[Task requirements]
Quote verbatim the lines below that run from the line with "Identify all the" to the line with "y-tick-label: 19.5°N xyxy=(1240,409,1296,428)", including both of those lines.

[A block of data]
•••••

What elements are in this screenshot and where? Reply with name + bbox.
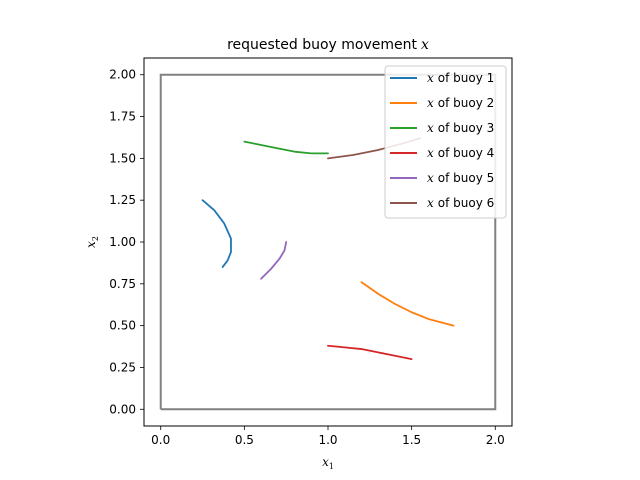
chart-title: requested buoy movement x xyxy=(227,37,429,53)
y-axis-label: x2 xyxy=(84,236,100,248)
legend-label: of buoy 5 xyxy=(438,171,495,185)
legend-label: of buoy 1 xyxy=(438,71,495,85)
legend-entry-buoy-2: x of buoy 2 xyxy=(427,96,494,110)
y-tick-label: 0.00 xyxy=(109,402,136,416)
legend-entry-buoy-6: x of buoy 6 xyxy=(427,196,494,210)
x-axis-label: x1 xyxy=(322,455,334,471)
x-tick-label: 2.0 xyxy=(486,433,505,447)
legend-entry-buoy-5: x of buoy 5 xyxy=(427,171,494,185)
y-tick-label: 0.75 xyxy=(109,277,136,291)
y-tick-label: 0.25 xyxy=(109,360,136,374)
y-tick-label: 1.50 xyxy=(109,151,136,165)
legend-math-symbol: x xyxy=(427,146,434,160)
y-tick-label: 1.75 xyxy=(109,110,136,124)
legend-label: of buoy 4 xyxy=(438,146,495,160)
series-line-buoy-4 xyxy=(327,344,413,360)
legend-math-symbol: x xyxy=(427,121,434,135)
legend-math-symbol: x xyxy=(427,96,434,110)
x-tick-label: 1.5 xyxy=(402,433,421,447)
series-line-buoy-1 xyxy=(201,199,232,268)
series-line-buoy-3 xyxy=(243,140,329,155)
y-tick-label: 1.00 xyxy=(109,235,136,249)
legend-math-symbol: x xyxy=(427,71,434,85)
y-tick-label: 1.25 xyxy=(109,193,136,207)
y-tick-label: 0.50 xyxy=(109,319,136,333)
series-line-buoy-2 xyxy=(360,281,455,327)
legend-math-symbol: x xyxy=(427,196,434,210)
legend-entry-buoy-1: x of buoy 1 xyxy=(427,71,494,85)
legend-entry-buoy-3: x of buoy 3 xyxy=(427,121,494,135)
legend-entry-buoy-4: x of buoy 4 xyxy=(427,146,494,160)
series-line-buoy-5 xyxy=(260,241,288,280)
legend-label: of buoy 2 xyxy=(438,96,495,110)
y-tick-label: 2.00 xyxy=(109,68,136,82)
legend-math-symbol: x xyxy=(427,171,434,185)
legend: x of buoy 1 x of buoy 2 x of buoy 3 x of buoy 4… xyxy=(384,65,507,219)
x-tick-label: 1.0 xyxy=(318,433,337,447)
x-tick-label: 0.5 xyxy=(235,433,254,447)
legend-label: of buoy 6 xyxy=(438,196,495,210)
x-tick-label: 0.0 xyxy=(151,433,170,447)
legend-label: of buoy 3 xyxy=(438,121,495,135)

•••••

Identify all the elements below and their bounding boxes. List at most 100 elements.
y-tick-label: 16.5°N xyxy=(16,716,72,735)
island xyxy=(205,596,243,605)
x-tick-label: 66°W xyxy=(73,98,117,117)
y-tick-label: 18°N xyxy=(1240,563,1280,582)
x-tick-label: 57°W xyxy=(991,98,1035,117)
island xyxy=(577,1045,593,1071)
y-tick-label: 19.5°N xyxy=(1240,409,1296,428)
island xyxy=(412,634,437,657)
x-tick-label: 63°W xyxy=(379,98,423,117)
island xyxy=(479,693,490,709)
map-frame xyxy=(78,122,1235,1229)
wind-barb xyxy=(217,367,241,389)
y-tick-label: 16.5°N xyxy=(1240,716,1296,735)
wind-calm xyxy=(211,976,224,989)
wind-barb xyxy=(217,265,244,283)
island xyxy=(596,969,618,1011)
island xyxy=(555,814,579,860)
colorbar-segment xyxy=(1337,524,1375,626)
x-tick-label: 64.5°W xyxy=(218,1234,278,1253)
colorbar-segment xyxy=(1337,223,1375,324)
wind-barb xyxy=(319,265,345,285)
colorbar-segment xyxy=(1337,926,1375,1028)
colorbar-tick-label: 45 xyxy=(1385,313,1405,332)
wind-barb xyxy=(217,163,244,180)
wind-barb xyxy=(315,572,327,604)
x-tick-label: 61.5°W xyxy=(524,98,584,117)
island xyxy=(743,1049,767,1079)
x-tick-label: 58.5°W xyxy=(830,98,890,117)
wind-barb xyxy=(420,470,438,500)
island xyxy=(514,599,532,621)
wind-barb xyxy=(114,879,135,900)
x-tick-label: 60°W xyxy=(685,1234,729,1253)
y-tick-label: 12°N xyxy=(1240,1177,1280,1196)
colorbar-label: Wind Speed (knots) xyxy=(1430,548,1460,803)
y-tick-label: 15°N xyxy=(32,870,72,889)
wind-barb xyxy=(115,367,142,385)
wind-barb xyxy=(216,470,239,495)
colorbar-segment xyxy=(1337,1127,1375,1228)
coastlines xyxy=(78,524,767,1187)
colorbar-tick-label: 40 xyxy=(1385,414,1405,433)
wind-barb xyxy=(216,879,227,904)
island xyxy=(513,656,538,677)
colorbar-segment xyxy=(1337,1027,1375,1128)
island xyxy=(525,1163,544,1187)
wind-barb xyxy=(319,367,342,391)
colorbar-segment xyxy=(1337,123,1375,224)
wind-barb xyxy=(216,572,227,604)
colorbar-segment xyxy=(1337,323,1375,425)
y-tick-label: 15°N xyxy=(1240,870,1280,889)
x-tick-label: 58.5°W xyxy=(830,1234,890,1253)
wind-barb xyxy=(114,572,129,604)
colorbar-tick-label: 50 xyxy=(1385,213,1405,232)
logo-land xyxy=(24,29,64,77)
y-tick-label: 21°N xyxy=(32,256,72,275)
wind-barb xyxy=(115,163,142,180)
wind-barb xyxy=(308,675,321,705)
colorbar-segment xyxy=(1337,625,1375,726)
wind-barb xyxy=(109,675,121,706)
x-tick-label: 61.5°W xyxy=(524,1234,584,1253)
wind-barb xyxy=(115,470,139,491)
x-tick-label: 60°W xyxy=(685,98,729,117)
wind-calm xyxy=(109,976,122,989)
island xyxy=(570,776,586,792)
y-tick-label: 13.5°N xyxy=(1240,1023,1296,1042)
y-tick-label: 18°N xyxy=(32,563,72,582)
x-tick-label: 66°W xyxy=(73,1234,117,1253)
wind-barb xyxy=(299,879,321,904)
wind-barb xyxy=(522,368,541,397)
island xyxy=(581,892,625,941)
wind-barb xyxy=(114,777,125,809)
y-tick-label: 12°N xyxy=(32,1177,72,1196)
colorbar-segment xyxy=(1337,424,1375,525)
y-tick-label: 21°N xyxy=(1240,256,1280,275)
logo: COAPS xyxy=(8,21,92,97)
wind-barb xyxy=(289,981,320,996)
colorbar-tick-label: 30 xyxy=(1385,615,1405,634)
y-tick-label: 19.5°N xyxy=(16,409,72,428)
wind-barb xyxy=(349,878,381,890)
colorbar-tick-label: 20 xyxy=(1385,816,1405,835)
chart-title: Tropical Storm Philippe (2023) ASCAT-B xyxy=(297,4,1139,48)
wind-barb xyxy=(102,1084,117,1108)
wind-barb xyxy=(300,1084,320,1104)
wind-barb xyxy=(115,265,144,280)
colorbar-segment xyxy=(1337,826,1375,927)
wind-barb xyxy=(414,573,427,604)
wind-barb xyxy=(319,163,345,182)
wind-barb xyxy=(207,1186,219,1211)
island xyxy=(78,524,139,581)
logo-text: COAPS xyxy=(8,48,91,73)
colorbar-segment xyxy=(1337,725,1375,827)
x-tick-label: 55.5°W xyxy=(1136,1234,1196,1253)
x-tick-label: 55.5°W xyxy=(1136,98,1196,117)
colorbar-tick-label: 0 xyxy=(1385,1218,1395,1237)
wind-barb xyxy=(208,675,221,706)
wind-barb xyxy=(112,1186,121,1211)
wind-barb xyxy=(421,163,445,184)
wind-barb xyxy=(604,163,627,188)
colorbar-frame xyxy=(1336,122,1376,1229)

•••••

[Full answer]
Identify all the elements below and their bounding boxes. List at most 100 elements.
y-tick-label: 16.5°N xyxy=(16,716,72,735)
island xyxy=(205,596,243,605)
x-tick-label: 66°W xyxy=(73,98,117,117)
y-tick-label: 18°N xyxy=(1240,563,1280,582)
x-tick-label: 57°W xyxy=(991,98,1035,117)
island xyxy=(577,1045,593,1071)
y-tick-label: 19.5°N xyxy=(1240,409,1296,428)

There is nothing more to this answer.